• _EXERCISE TASK_
Locate all lines in the data below that hold "Delegiranje" and show them.

• _SOURCE MATERIAL_
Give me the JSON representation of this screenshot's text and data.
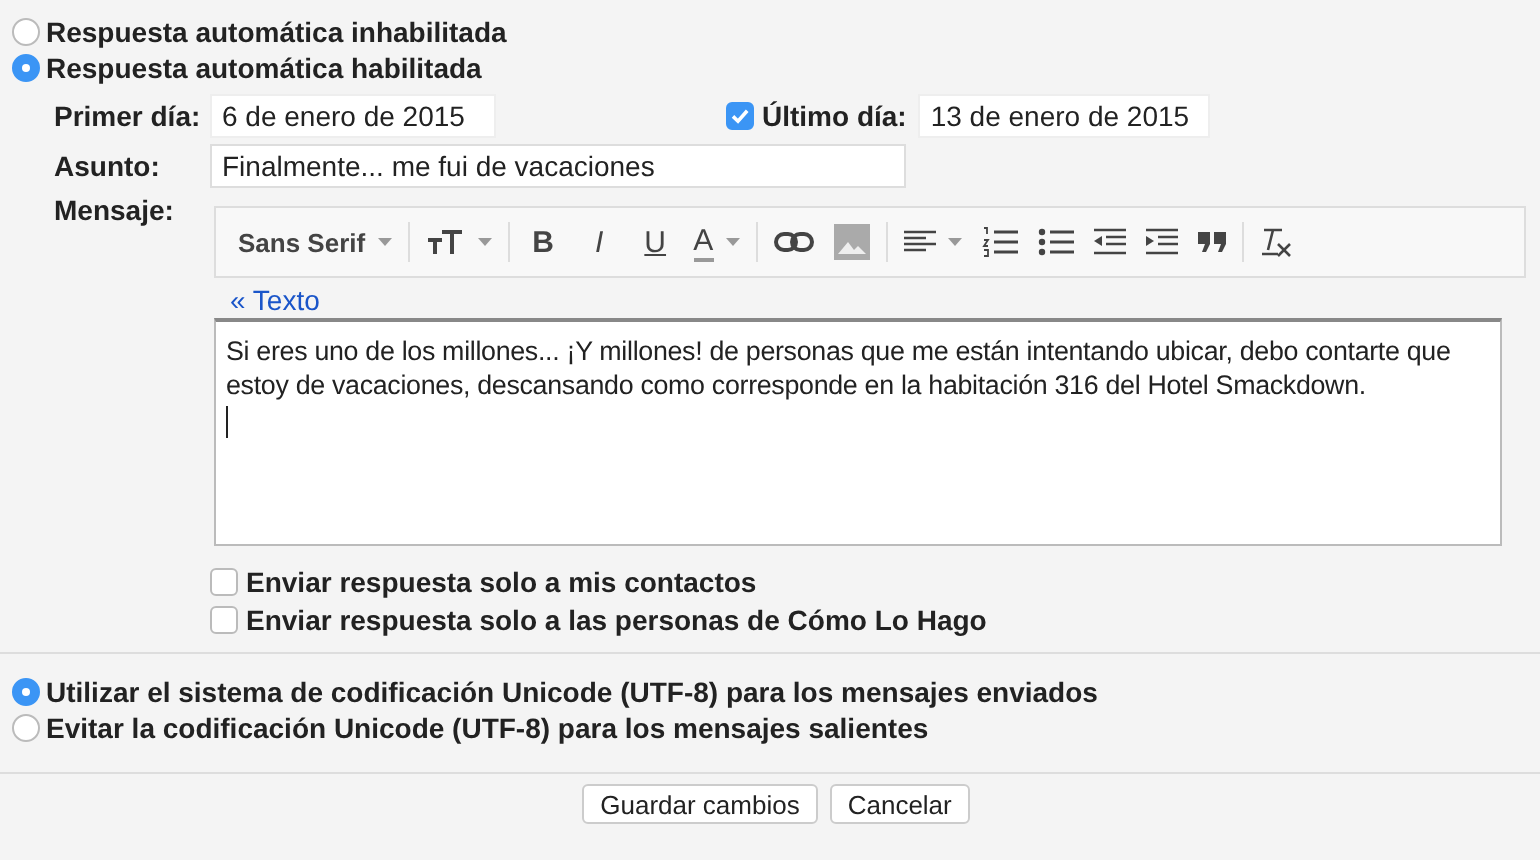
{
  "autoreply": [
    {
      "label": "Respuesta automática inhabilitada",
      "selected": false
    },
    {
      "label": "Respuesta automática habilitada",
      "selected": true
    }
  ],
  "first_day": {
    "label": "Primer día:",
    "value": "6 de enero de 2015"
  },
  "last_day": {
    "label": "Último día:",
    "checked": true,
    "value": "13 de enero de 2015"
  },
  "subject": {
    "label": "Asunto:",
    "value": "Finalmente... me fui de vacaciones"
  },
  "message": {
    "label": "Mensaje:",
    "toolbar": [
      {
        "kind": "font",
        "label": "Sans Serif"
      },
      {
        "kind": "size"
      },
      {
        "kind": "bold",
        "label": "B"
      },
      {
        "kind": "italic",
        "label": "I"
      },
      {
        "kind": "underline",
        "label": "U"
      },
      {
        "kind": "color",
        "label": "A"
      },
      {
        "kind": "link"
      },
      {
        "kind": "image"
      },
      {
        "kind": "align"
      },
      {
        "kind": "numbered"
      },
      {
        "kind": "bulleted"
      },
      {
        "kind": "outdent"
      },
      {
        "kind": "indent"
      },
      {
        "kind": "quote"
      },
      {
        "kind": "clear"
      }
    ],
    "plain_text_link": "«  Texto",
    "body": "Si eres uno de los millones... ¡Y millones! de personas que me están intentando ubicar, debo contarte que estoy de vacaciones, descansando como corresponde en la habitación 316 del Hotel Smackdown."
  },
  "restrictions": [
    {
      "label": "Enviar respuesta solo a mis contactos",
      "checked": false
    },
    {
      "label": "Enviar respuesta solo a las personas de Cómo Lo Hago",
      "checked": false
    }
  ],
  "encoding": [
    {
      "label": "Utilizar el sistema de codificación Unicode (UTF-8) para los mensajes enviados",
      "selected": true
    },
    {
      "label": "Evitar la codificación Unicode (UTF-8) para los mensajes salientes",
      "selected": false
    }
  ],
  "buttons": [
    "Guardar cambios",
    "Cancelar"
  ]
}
* * *
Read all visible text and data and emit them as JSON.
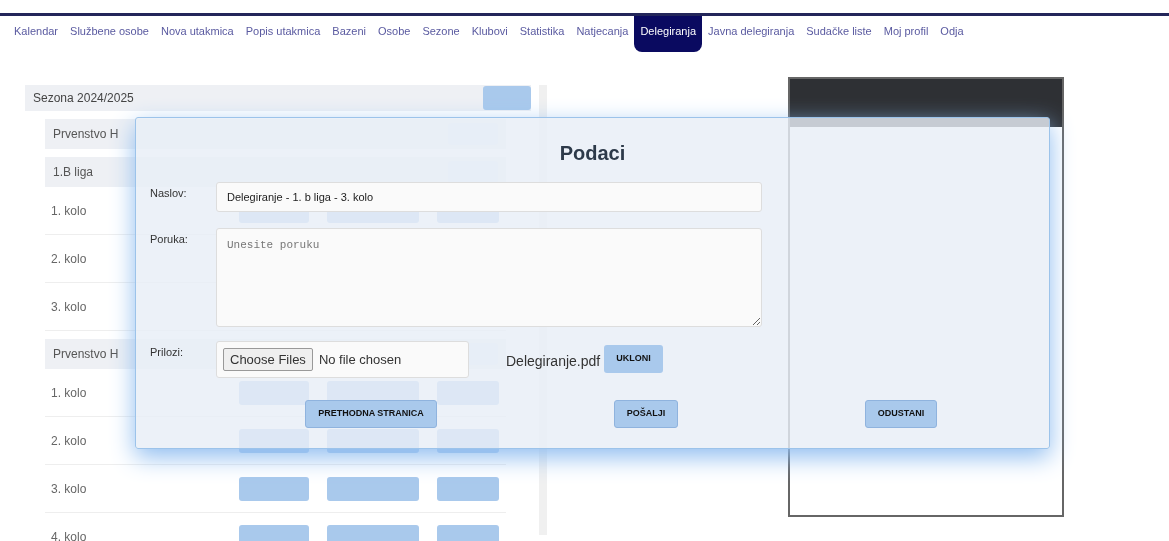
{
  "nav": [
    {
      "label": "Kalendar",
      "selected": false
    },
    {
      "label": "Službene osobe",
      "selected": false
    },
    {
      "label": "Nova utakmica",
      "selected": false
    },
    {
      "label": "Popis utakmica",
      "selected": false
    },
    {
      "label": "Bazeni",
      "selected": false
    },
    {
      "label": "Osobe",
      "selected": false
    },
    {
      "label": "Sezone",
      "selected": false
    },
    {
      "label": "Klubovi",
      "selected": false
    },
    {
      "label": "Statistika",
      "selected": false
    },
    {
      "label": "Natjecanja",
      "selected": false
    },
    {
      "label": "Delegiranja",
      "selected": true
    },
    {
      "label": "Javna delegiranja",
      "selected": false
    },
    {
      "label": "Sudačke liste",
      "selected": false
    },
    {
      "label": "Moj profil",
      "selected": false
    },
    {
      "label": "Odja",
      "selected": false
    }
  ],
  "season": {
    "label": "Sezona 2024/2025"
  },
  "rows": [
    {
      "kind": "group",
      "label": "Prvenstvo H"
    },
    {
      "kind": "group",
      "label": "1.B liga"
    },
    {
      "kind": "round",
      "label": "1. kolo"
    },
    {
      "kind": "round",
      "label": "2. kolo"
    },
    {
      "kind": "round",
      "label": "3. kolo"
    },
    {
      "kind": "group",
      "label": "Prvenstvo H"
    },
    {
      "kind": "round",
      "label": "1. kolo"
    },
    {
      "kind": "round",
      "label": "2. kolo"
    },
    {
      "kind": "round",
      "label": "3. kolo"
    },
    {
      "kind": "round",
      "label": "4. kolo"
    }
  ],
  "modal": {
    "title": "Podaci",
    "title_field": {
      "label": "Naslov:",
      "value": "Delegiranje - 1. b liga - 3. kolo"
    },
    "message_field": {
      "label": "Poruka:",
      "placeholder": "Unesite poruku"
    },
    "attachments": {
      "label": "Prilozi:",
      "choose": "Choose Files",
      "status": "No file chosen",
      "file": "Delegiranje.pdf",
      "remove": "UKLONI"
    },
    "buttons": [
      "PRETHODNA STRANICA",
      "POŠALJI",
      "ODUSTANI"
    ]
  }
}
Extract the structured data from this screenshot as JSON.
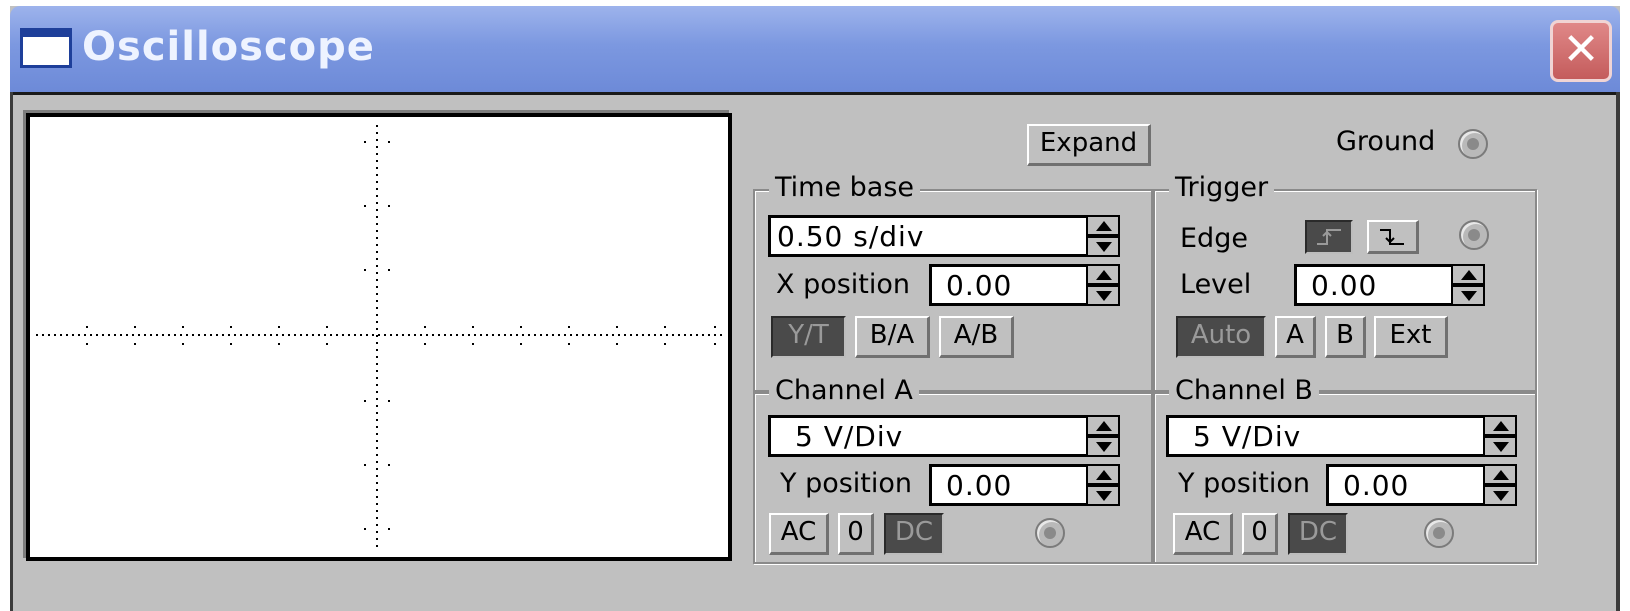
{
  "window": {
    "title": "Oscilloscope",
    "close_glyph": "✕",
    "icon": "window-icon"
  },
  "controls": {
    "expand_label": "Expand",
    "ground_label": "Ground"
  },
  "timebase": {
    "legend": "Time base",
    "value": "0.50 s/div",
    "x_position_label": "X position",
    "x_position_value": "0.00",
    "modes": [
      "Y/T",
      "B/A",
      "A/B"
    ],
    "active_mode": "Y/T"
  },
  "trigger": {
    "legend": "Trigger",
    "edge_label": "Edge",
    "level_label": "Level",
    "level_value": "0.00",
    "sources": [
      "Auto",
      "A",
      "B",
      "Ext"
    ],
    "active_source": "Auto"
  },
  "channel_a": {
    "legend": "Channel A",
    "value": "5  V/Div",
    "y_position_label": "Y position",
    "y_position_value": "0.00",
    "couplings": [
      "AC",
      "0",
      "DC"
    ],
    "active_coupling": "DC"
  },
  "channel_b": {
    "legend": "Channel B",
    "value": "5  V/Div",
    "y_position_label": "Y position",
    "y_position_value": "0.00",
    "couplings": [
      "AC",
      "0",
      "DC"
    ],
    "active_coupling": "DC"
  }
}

• _THE COMPLETED TASK_
      "value": "Delegiranje - 1. b liga - 3. kolo"
      "file": "Delegiranje.pdf",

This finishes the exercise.